Problem description: The listing below must be repeated word for word, with its images excluded.

Data excerpts:
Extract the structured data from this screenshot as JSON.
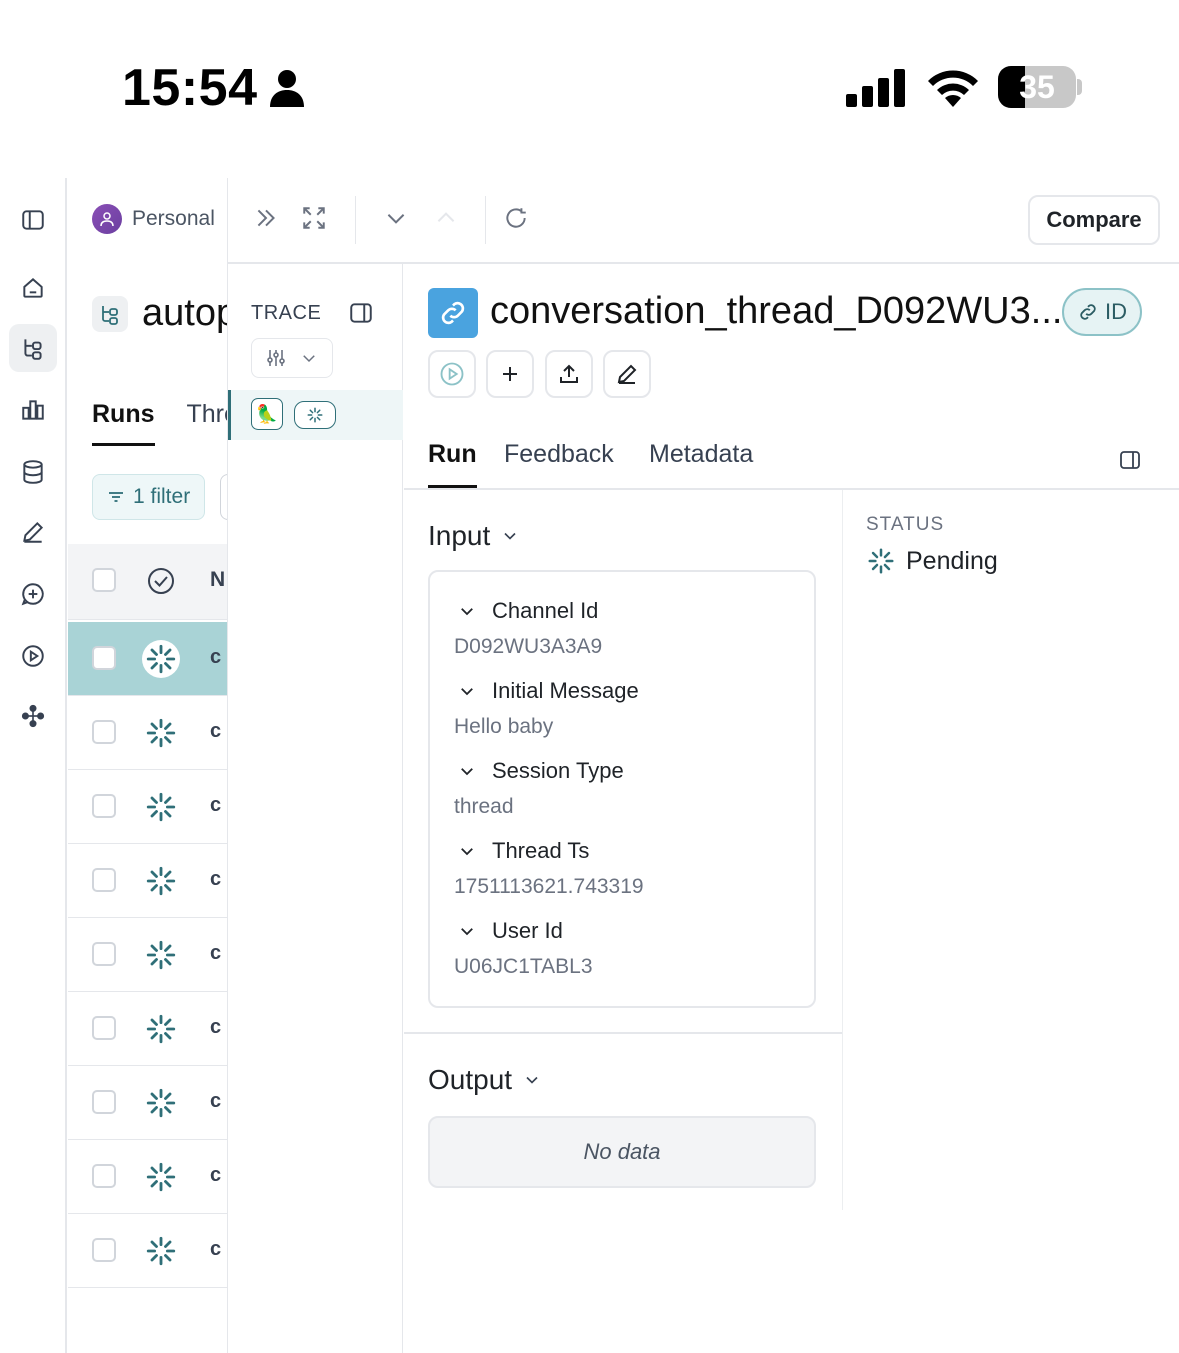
{
  "status_bar": {
    "time": "15:54",
    "battery_percent": "35",
    "battery_level": 0.35
  },
  "rail": {
    "items": [
      {
        "icon": "sidebar-toggle-icon"
      },
      {
        "icon": "home-icon"
      },
      {
        "icon": "tracing-projects-icon",
        "active": true
      },
      {
        "icon": "dashboards-icon"
      },
      {
        "icon": "datasets-icon"
      },
      {
        "icon": "annotation-icon"
      },
      {
        "icon": "prompts-icon"
      },
      {
        "icon": "playground-icon"
      },
      {
        "icon": "deployments-icon"
      }
    ]
  },
  "runs_page": {
    "workspace": "Personal",
    "project_name": "autop",
    "tabs": [
      "Runs",
      "Thre"
    ],
    "filter_label": "1 filter",
    "column_name_header": "N",
    "rows": [
      {
        "name": "c",
        "status": "pending",
        "selected": true
      },
      {
        "name": "c",
        "status": "pending"
      },
      {
        "name": "c",
        "status": "pending"
      },
      {
        "name": "c",
        "status": "pending"
      },
      {
        "name": "c",
        "status": "pending"
      },
      {
        "name": "c",
        "status": "pending"
      },
      {
        "name": "c",
        "status": "pending"
      },
      {
        "name": "c",
        "status": "pending"
      },
      {
        "name": "c",
        "status": "pending"
      }
    ]
  },
  "panel": {
    "compare_label": "Compare",
    "trace": {
      "label": "TRACE",
      "node_emoji": "🦜"
    },
    "run": {
      "title": "conversation_thread_D092WU3...",
      "id_label": "ID",
      "tabs": [
        "Run",
        "Feedback",
        "Metadata"
      ],
      "active_tab": "Run"
    },
    "input": {
      "title": "Input",
      "fields": [
        {
          "key": "Channel Id",
          "value": "D092WU3A3A9"
        },
        {
          "key": "Initial Message",
          "value": "Hello baby"
        },
        {
          "key": "Session Type",
          "value": "thread"
        },
        {
          "key": "Thread Ts",
          "value": "1751113621.743319"
        },
        {
          "key": "User Id",
          "value": "U06JC1TABL3"
        }
      ]
    },
    "output": {
      "title": "Output",
      "empty_text": "No data"
    },
    "status": {
      "label": "STATUS",
      "value": "Pending"
    }
  },
  "colors": {
    "accent_teal": "#2f6f78",
    "selected_row": "#a9d3d6",
    "run_icon_blue": "#4aa3df",
    "workspace_avatar": "#7a45ad"
  }
}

Result of the exercise:
Extract the structured data from this screenshot as JSON.
{
  "status_bar": {
    "time": "15:54",
    "battery_percent": "35",
    "battery_level": 0.35
  },
  "rail": {
    "items": [
      {
        "icon": "sidebar-toggle-icon"
      },
      {
        "icon": "home-icon"
      },
      {
        "icon": "tracing-projects-icon",
        "active": true
      },
      {
        "icon": "dashboards-icon"
      },
      {
        "icon": "datasets-icon"
      },
      {
        "icon": "annotation-icon"
      },
      {
        "icon": "prompts-icon"
      },
      {
        "icon": "playground-icon"
      },
      {
        "icon": "deployments-icon"
      }
    ]
  },
  "runs_page": {
    "workspace": "Personal",
    "project_name": "autop",
    "tabs": [
      "Runs",
      "Thre"
    ],
    "filter_label": "1 filter",
    "column_name_header": "N",
    "rows": [
      {
        "name": "c",
        "status": "pending",
        "selected": true
      },
      {
        "name": "c",
        "status": "pending"
      },
      {
        "name": "c",
        "status": "pending"
      },
      {
        "name": "c",
        "status": "pending"
      },
      {
        "name": "c",
        "status": "pending"
      },
      {
        "name": "c",
        "status": "pending"
      },
      {
        "name": "c",
        "status": "pending"
      },
      {
        "name": "c",
        "status": "pending"
      },
      {
        "name": "c",
        "status": "pending"
      }
    ]
  },
  "panel": {
    "compare_label": "Compare",
    "trace": {
      "label": "TRACE",
      "node_emoji": "🦜"
    },
    "run": {
      "title": "conversation_thread_D092WU3...",
      "id_label": "ID",
      "tabs": [
        "Run",
        "Feedback",
        "Metadata"
      ],
      "active_tab": "Run"
    },
    "input": {
      "title": "Input",
      "fields": [
        {
          "key": "Channel Id",
          "value": "D092WU3A3A9"
        },
        {
          "key": "Initial Message",
          "value": "Hello baby"
        },
        {
          "key": "Session Type",
          "value": "thread"
        },
        {
          "key": "Thread Ts",
          "value": "1751113621.743319"
        },
        {
          "key": "User Id",
          "value": "U06JC1TABL3"
        }
      ]
    },
    "output": {
      "title": "Output",
      "empty_text": "No data"
    },
    "status": {
      "label": "STATUS",
      "value": "Pending"
    }
  },
  "colors": {
    "accent_teal": "#2f6f78",
    "selected_row": "#a9d3d6",
    "run_icon_blue": "#4aa3df",
    "workspace_avatar": "#7a45ad"
  }
}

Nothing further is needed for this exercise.